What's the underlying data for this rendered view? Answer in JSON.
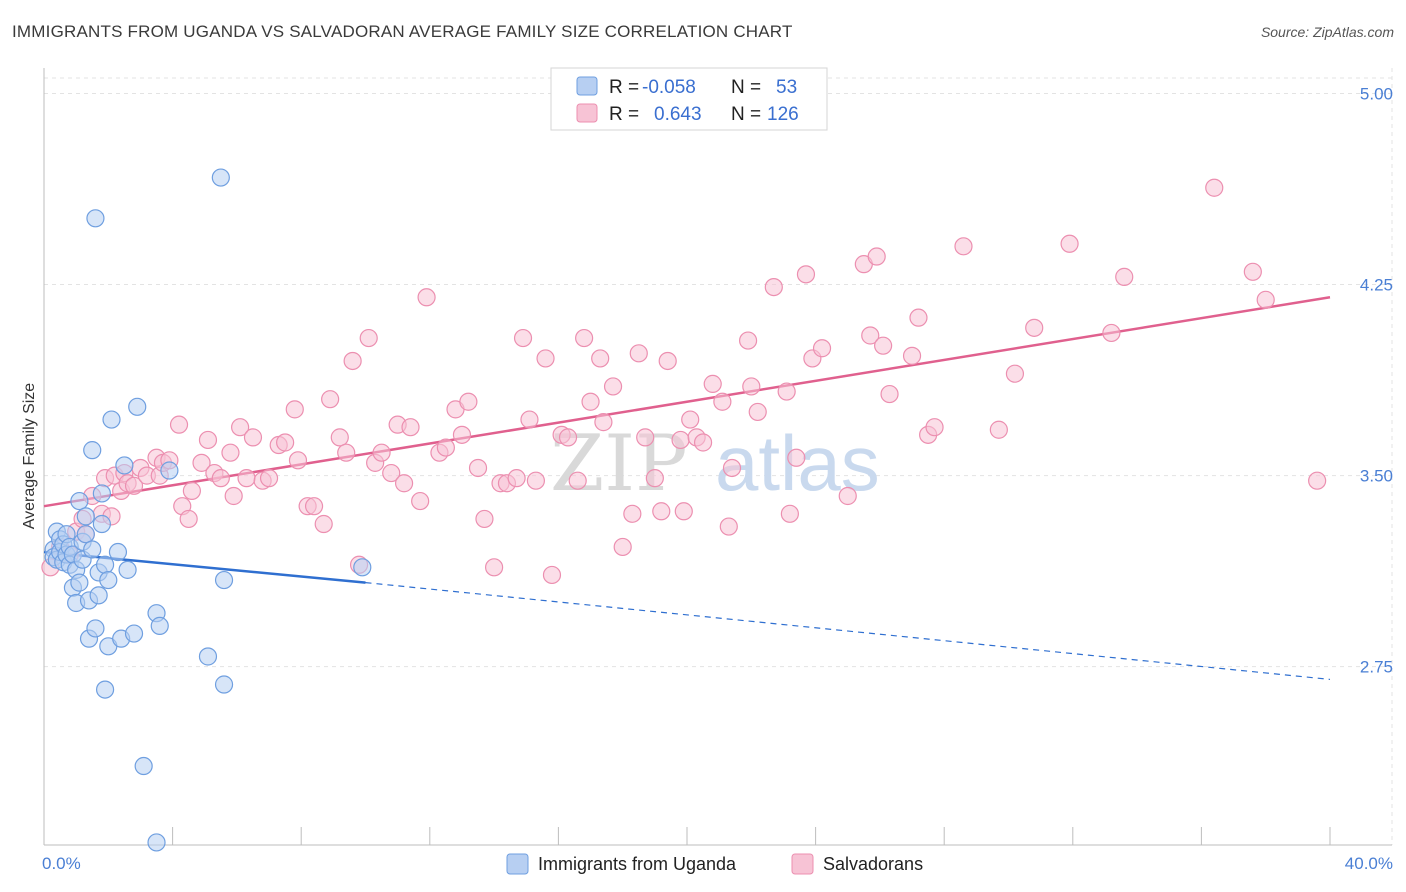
{
  "title": "IMMIGRANTS FROM UGANDA VS SALVADORAN AVERAGE FAMILY SIZE CORRELATION CHART",
  "source": "Source: ZipAtlas.com",
  "watermark": {
    "zip": "ZIP",
    "atlas": "atlas"
  },
  "legend": {
    "rows": [
      {
        "r_label": "R =",
        "r_value": "-0.058",
        "n_label": "N =",
        "n_value": "53",
        "color": "#a9c6f0"
      },
      {
        "r_label": "R =",
        "r_value": "0.643",
        "n_label": "N =",
        "n_value": "126",
        "color": "#f5b8cc"
      }
    ]
  },
  "bottom_legend": [
    {
      "label": "Immigrants from Uganda",
      "color": "#a9c6f0"
    },
    {
      "label": "Salvadorans",
      "color": "#f5b8cc"
    }
  ],
  "chart_data": {
    "type": "scatter",
    "xlabel": "",
    "ylabel": "Average Family Size",
    "xlim": [
      0,
      40
    ],
    "ylim": [
      2.05,
      5.1
    ],
    "x_tick_labels": [
      {
        "value": 0,
        "label": "0.0%"
      },
      {
        "value": 40,
        "label": "40.0%"
      }
    ],
    "y_ticks": [
      {
        "value": 2.75,
        "label": "2.75"
      },
      {
        "value": 3.5,
        "label": "3.50"
      },
      {
        "value": 4.25,
        "label": "4.25"
      },
      {
        "value": 5.0,
        "label": "5.00"
      }
    ],
    "grid": "horizontal-dashed",
    "legend_position": "top-center",
    "series": [
      {
        "name": "Immigrants from Uganda",
        "color": "#6f9fe0",
        "fill": "#b7cff2",
        "trend": {
          "x_start": 0,
          "y_start": 3.2,
          "x_solid_end": 10,
          "y_solid_end": 3.08,
          "x_end": 40,
          "y_end": 2.7,
          "color": "#2f6fd0"
        },
        "points": [
          [
            0.3,
            3.21
          ],
          [
            0.3,
            3.18
          ],
          [
            0.4,
            3.28
          ],
          [
            0.4,
            3.17
          ],
          [
            0.5,
            3.25
          ],
          [
            0.5,
            3.2
          ],
          [
            0.6,
            3.16
          ],
          [
            0.6,
            3.23
          ],
          [
            0.7,
            3.27
          ],
          [
            0.7,
            3.19
          ],
          [
            0.8,
            3.15
          ],
          [
            0.8,
            3.22
          ],
          [
            0.9,
            3.19
          ],
          [
            0.9,
            3.06
          ],
          [
            1.0,
            3.13
          ],
          [
            1.0,
            3.0
          ],
          [
            1.1,
            3.4
          ],
          [
            1.1,
            3.08
          ],
          [
            1.2,
            3.24
          ],
          [
            1.2,
            3.17
          ],
          [
            1.3,
            3.34
          ],
          [
            1.3,
            3.27
          ],
          [
            1.4,
            3.01
          ],
          [
            1.4,
            2.86
          ],
          [
            1.5,
            3.21
          ],
          [
            1.5,
            3.6
          ],
          [
            1.6,
            4.51
          ],
          [
            1.6,
            2.9
          ],
          [
            1.7,
            3.03
          ],
          [
            1.7,
            3.12
          ],
          [
            1.8,
            3.43
          ],
          [
            1.8,
            3.31
          ],
          [
            1.9,
            3.15
          ],
          [
            1.9,
            2.66
          ],
          [
            2.0,
            3.09
          ],
          [
            2.0,
            2.83
          ],
          [
            2.1,
            3.72
          ],
          [
            2.3,
            3.2
          ],
          [
            2.4,
            2.86
          ],
          [
            2.5,
            3.54
          ],
          [
            2.6,
            3.13
          ],
          [
            2.8,
            2.88
          ],
          [
            2.9,
            3.77
          ],
          [
            3.1,
            2.36
          ],
          [
            3.5,
            2.96
          ],
          [
            3.5,
            2.06
          ],
          [
            3.6,
            2.91
          ],
          [
            3.9,
            3.52
          ],
          [
            5.1,
            2.79
          ],
          [
            5.5,
            4.67
          ],
          [
            5.6,
            2.68
          ],
          [
            5.6,
            3.09
          ],
          [
            9.9,
            3.14
          ]
        ]
      },
      {
        "name": "Salvadorans",
        "color": "#ec8fb0",
        "fill": "#f7c3d5",
        "trend": {
          "x_start": 0,
          "y_start": 3.38,
          "x_end": 40,
          "y_end": 4.2,
          "color": "#e0608e"
        },
        "points": [
          [
            0.2,
            3.14
          ],
          [
            0.5,
            3.22
          ],
          [
            0.8,
            3.19
          ],
          [
            1.0,
            3.28
          ],
          [
            1.2,
            3.33
          ],
          [
            1.3,
            3.27
          ],
          [
            1.5,
            3.42
          ],
          [
            1.8,
            3.35
          ],
          [
            1.9,
            3.49
          ],
          [
            2.1,
            3.34
          ],
          [
            2.2,
            3.5
          ],
          [
            2.4,
            3.44
          ],
          [
            2.5,
            3.51
          ],
          [
            2.6,
            3.47
          ],
          [
            2.8,
            3.46
          ],
          [
            3.0,
            3.53
          ],
          [
            3.2,
            3.5
          ],
          [
            3.5,
            3.57
          ],
          [
            3.6,
            3.5
          ],
          [
            3.7,
            3.55
          ],
          [
            3.9,
            3.56
          ],
          [
            4.2,
            3.7
          ],
          [
            4.3,
            3.38
          ],
          [
            4.5,
            3.33
          ],
          [
            4.6,
            3.44
          ],
          [
            4.9,
            3.55
          ],
          [
            5.1,
            3.64
          ],
          [
            5.3,
            3.51
          ],
          [
            5.5,
            3.49
          ],
          [
            5.8,
            3.59
          ],
          [
            5.9,
            3.42
          ],
          [
            6.1,
            3.69
          ],
          [
            6.3,
            3.49
          ],
          [
            6.5,
            3.65
          ],
          [
            6.8,
            3.48
          ],
          [
            7.0,
            3.49
          ],
          [
            7.3,
            3.62
          ],
          [
            7.5,
            3.63
          ],
          [
            7.8,
            3.76
          ],
          [
            7.9,
            3.56
          ],
          [
            8.2,
            3.38
          ],
          [
            8.4,
            3.38
          ],
          [
            8.7,
            3.31
          ],
          [
            8.9,
            3.8
          ],
          [
            9.2,
            3.65
          ],
          [
            9.4,
            3.59
          ],
          [
            9.6,
            3.95
          ],
          [
            9.8,
            3.15
          ],
          [
            10.1,
            4.04
          ],
          [
            10.3,
            3.55
          ],
          [
            10.5,
            3.59
          ],
          [
            10.8,
            3.51
          ],
          [
            11.0,
            3.7
          ],
          [
            11.2,
            3.47
          ],
          [
            11.4,
            3.69
          ],
          [
            11.7,
            3.4
          ],
          [
            11.9,
            4.2
          ],
          [
            12.3,
            3.59
          ],
          [
            12.5,
            3.61
          ],
          [
            12.8,
            3.76
          ],
          [
            13.0,
            3.66
          ],
          [
            13.2,
            3.79
          ],
          [
            13.5,
            3.53
          ],
          [
            13.7,
            3.33
          ],
          [
            14.0,
            3.14
          ],
          [
            14.2,
            3.47
          ],
          [
            14.4,
            3.47
          ],
          [
            14.7,
            3.49
          ],
          [
            14.9,
            4.04
          ],
          [
            15.1,
            3.72
          ],
          [
            15.3,
            3.48
          ],
          [
            15.6,
            3.96
          ],
          [
            15.8,
            3.11
          ],
          [
            16.1,
            3.66
          ],
          [
            16.3,
            3.65
          ],
          [
            16.6,
            3.48
          ],
          [
            16.8,
            4.04
          ],
          [
            17.0,
            3.79
          ],
          [
            17.3,
            3.96
          ],
          [
            17.4,
            3.71
          ],
          [
            17.7,
            3.85
          ],
          [
            18.0,
            3.22
          ],
          [
            18.3,
            3.35
          ],
          [
            18.5,
            3.98
          ],
          [
            18.7,
            3.65
          ],
          [
            19.0,
            3.49
          ],
          [
            19.2,
            3.36
          ],
          [
            19.4,
            3.95
          ],
          [
            19.8,
            3.64
          ],
          [
            19.9,
            3.36
          ],
          [
            20.1,
            3.72
          ],
          [
            20.3,
            3.65
          ],
          [
            20.5,
            3.63
          ],
          [
            20.8,
            3.86
          ],
          [
            21.1,
            3.79
          ],
          [
            21.3,
            3.3
          ],
          [
            21.4,
            3.53
          ],
          [
            21.9,
            4.03
          ],
          [
            22.0,
            3.85
          ],
          [
            22.2,
            3.75
          ],
          [
            22.7,
            4.24
          ],
          [
            23.1,
            3.83
          ],
          [
            23.2,
            3.35
          ],
          [
            23.4,
            3.57
          ],
          [
            23.7,
            4.29
          ],
          [
            23.9,
            3.96
          ],
          [
            24.2,
            4.0
          ],
          [
            25.0,
            3.42
          ],
          [
            25.5,
            4.33
          ],
          [
            25.7,
            4.05
          ],
          [
            25.9,
            4.36
          ],
          [
            26.1,
            4.01
          ],
          [
            26.3,
            3.82
          ],
          [
            27.0,
            3.97
          ],
          [
            27.2,
            4.12
          ],
          [
            27.5,
            3.66
          ],
          [
            27.7,
            3.69
          ],
          [
            28.6,
            4.4
          ],
          [
            29.7,
            3.68
          ],
          [
            30.2,
            3.9
          ],
          [
            30.8,
            4.08
          ],
          [
            31.9,
            4.41
          ],
          [
            33.2,
            4.06
          ],
          [
            33.6,
            4.28
          ],
          [
            36.4,
            4.63
          ],
          [
            37.6,
            4.3
          ],
          [
            38.0,
            4.19
          ],
          [
            39.6,
            3.48
          ]
        ]
      }
    ]
  }
}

◆ **WHAT THE EXERCISE ASKS**
Of the lines in this listing, how many contain "color"? Reply with the number and nothing more.

◆ **COMPLETE RESPONSE**
8